┏━━

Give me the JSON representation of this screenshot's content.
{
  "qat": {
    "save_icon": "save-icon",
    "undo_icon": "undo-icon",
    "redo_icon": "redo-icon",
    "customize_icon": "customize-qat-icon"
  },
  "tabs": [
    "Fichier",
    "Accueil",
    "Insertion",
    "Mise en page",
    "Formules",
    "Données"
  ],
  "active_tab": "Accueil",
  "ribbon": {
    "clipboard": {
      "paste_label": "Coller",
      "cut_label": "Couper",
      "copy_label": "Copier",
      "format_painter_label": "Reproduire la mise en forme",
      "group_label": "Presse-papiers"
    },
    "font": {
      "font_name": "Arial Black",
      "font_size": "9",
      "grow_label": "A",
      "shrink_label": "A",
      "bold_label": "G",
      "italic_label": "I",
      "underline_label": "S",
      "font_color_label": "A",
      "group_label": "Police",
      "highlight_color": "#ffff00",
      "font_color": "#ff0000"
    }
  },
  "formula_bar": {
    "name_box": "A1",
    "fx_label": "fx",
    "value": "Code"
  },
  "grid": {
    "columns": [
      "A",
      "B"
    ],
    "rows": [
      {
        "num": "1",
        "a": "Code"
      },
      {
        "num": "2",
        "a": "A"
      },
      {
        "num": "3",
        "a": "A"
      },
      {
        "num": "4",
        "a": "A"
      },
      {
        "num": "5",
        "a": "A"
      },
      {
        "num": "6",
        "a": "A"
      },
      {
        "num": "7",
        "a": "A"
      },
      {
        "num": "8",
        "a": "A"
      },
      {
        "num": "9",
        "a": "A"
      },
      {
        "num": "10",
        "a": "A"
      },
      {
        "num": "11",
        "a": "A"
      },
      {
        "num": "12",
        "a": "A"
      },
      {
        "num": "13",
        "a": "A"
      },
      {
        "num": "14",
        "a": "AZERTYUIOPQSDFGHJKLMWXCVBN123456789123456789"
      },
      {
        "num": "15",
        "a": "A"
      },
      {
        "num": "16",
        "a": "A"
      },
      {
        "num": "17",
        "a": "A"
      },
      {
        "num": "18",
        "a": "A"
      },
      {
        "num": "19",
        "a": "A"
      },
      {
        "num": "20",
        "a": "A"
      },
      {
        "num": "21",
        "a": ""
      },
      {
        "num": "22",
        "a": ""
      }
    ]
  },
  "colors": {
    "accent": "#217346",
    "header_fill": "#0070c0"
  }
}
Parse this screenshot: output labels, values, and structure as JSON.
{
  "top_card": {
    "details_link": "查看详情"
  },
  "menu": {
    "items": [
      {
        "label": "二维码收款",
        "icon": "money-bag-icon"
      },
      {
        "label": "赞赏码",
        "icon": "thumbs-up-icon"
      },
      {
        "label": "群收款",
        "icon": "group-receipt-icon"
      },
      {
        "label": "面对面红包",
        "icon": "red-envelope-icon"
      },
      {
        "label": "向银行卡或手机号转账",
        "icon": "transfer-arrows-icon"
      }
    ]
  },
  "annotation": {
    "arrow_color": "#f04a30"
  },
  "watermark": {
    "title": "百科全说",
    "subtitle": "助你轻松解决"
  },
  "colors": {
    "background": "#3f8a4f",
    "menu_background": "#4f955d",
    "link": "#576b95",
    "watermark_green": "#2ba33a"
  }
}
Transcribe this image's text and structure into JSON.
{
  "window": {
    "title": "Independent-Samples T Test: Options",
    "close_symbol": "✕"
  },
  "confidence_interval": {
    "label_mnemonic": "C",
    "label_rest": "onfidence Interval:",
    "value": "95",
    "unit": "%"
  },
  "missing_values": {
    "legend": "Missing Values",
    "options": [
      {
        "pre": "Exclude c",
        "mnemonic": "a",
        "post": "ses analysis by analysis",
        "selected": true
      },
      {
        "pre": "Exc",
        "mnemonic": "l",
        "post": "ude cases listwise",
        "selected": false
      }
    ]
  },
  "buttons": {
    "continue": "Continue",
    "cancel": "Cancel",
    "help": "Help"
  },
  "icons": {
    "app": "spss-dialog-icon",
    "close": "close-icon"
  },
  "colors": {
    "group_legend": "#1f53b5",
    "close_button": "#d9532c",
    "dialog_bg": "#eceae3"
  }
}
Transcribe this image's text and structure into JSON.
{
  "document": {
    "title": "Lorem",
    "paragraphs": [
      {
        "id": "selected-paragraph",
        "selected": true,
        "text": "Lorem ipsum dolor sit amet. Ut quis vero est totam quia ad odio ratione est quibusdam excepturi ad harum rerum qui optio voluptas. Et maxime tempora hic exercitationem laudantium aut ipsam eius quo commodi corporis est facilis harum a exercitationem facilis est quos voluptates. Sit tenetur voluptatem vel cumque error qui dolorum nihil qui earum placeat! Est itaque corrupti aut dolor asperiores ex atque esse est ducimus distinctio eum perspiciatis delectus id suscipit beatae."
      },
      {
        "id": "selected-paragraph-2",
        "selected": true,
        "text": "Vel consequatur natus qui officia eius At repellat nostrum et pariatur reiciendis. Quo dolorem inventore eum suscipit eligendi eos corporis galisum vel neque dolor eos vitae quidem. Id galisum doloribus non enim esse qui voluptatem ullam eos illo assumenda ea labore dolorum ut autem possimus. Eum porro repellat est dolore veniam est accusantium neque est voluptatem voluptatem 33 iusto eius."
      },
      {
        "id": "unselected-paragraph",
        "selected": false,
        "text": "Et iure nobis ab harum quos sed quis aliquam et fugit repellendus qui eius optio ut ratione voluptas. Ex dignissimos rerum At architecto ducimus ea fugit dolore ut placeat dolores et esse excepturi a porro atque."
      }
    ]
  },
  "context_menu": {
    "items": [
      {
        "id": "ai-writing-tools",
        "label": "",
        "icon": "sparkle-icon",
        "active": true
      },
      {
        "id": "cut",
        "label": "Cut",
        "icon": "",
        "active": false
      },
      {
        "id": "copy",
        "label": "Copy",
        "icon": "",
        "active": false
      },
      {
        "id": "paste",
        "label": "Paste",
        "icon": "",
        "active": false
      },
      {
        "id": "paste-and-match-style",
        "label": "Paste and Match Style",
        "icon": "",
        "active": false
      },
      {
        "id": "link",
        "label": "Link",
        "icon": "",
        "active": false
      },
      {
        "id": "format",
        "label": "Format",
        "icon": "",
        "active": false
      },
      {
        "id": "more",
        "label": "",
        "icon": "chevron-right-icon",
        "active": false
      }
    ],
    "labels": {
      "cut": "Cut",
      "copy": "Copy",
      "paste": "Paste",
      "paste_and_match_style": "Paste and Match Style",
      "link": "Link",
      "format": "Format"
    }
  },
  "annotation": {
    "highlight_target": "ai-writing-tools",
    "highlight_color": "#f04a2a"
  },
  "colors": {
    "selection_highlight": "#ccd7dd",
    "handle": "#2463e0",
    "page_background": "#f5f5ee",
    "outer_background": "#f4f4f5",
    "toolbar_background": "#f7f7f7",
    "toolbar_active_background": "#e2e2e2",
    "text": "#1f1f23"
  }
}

┗━━

- Requirements
Copy every line in the entries above that has the string "excepturi" in it.

- Result of the task
        "text": "Lorem ipsum dolor sit amet. Ut quis vero est totam quia ad odio ratione est quibusdam excepturi ad harum rerum qui optio voluptas. Et maxime tempora hic exercitationem laudantium aut ipsam eius quo commodi corporis est facilis harum a exercitationem facilis est quos voluptates. Sit tenetur voluptatem vel cumque error qui dolorum nihil qui earum placeat! Est itaque corrupti aut dolor asperiores ex atque esse est ducimus distinctio eum perspiciatis delectus id suscipit beatae."
        "text": "Et iure nobis ab harum quos sed quis aliquam et fugit repellendus qui eius optio ut ratione voluptas. Ex dignissimos rerum At architecto ducimus ea fugit dolore ut placeat dolores et esse excepturi a porro atque."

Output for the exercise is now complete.